> **A block of data**
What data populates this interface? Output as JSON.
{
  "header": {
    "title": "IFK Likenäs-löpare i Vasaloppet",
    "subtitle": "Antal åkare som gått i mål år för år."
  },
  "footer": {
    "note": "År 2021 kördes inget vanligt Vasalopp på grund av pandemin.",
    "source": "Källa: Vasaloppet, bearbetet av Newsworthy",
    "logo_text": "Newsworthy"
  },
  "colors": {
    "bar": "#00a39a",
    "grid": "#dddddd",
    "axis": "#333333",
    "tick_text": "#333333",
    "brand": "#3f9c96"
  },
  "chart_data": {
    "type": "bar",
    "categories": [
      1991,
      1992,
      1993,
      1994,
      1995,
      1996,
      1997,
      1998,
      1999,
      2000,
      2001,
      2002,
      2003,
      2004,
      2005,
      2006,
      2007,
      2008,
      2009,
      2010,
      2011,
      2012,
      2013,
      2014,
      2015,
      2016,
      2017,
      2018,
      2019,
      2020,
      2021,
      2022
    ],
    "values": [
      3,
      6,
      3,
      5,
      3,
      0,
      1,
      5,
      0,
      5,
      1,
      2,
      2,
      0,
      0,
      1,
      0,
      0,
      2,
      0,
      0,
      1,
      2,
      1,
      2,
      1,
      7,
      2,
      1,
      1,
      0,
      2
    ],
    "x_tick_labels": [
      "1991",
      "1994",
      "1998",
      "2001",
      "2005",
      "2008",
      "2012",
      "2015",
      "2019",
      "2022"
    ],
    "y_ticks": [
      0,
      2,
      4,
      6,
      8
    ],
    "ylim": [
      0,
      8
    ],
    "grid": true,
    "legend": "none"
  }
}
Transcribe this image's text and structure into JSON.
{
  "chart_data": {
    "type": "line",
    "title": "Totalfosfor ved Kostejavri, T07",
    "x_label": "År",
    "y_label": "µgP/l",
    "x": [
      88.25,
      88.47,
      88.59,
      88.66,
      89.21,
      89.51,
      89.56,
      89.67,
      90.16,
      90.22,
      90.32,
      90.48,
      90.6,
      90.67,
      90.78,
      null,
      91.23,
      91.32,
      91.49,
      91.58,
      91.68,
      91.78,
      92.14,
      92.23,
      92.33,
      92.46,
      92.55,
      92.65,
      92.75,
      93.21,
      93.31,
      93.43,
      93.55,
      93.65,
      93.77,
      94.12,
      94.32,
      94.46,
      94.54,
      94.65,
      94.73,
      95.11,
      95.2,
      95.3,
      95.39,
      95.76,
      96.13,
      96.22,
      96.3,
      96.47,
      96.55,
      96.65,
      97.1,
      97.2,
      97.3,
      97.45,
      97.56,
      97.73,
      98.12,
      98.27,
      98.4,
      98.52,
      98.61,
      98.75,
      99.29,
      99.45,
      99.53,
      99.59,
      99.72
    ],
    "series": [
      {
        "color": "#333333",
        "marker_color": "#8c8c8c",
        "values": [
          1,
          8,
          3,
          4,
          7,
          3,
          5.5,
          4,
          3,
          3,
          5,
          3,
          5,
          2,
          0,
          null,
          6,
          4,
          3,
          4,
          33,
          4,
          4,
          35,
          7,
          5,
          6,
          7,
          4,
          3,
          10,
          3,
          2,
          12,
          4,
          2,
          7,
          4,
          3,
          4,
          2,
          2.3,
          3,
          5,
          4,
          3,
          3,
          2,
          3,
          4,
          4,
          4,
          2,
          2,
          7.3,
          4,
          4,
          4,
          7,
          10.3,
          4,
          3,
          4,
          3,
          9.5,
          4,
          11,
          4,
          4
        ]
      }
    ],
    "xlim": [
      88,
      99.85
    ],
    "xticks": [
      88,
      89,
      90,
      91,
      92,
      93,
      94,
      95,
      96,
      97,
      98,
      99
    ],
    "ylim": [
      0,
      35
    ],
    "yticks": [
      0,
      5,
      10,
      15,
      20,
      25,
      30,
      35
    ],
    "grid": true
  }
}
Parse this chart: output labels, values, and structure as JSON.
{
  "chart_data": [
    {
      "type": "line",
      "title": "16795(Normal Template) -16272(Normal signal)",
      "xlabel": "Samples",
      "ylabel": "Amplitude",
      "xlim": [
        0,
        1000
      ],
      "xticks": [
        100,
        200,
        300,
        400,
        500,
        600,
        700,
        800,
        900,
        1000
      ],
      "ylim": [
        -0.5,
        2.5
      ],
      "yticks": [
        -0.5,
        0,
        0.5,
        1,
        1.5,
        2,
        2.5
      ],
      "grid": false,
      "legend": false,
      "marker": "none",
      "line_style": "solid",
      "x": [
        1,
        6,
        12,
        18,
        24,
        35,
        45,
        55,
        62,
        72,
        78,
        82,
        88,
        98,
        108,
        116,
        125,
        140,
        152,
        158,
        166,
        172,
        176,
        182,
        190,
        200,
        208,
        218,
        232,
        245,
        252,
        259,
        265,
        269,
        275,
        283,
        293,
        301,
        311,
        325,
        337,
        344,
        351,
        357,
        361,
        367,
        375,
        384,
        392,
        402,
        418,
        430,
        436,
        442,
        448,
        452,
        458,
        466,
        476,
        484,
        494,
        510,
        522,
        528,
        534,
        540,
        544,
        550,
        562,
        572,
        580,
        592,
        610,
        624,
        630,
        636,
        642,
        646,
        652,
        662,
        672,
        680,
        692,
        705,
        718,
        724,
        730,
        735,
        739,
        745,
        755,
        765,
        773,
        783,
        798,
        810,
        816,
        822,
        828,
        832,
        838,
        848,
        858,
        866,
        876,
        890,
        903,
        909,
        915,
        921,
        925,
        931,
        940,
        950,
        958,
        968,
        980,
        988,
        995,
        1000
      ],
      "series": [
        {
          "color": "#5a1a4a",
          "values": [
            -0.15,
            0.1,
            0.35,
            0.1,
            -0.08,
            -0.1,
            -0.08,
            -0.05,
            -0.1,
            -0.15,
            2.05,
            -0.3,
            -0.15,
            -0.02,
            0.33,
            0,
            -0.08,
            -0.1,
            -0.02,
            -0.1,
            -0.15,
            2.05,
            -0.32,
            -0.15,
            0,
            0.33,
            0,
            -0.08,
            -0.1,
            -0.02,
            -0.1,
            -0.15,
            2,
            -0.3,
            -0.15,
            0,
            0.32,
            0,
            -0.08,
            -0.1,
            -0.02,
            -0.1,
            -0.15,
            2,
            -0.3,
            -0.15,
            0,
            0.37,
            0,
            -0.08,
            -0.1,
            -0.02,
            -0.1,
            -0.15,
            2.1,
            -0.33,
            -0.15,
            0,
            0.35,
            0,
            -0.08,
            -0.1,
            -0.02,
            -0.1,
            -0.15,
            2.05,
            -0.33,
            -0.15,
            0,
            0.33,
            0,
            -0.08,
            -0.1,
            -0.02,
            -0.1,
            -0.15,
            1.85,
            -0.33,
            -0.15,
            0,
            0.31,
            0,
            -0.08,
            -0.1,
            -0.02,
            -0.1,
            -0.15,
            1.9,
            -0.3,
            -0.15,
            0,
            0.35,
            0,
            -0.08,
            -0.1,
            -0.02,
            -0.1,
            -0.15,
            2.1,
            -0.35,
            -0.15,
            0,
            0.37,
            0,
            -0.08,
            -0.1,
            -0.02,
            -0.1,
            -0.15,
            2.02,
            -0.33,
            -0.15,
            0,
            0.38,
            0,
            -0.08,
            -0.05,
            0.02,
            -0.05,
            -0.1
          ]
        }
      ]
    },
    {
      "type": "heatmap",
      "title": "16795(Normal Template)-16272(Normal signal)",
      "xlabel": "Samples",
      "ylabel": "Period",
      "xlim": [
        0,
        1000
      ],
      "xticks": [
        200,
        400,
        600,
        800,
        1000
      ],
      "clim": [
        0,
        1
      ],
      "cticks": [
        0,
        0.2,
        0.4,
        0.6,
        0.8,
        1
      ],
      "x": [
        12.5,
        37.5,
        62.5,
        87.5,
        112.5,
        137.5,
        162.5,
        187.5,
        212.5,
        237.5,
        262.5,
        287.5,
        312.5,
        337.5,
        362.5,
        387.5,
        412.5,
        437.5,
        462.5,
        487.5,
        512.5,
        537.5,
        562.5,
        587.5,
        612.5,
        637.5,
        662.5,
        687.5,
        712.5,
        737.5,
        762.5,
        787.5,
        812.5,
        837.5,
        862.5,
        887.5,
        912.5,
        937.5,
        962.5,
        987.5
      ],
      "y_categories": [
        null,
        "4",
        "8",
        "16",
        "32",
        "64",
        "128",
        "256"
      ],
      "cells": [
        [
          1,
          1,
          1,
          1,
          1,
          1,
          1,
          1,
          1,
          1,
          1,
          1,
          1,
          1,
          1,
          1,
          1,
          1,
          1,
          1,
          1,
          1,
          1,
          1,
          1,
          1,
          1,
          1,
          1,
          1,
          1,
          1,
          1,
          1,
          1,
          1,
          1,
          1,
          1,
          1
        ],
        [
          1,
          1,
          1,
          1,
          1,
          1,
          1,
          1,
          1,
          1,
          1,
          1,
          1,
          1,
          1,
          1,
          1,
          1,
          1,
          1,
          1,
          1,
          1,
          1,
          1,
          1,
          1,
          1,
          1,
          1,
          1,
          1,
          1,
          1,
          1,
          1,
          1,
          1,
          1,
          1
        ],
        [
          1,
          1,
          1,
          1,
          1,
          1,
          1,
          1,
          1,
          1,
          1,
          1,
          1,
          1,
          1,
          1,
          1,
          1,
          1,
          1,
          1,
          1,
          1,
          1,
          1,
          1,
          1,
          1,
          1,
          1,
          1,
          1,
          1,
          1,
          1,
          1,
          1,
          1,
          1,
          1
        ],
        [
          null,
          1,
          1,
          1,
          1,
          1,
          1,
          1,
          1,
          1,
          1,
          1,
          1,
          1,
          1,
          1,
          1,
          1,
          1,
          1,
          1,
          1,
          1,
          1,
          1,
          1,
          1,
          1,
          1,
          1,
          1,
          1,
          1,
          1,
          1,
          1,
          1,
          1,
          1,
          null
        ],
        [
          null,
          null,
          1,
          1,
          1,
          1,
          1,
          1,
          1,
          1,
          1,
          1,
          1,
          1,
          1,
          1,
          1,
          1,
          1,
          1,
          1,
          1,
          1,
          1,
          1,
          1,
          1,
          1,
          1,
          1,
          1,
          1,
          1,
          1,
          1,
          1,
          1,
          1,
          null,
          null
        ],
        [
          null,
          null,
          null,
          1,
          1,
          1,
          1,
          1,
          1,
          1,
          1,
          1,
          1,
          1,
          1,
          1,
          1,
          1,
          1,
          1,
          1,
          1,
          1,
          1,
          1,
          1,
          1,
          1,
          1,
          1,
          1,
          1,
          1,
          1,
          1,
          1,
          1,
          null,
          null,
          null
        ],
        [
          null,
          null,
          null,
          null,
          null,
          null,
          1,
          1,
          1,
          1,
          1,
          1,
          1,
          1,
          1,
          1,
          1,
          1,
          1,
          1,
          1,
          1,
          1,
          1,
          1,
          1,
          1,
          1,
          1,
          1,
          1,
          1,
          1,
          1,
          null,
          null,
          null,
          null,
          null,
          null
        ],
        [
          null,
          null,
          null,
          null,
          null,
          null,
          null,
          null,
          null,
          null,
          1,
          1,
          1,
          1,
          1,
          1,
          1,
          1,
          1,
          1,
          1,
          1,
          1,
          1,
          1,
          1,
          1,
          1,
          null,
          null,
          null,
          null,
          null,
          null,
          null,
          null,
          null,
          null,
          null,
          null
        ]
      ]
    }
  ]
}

> **TASK INSTRUCTIONS**
Using the listing above, list every line in which the string "Vasaloppet" occurs.

> **RESPONSE TO THIS EXERCISE**
    "title": "IFK Likenäs-löpare i Vasaloppet",
    "source": "Källa: Vasaloppet, bearbetet av Newsworthy",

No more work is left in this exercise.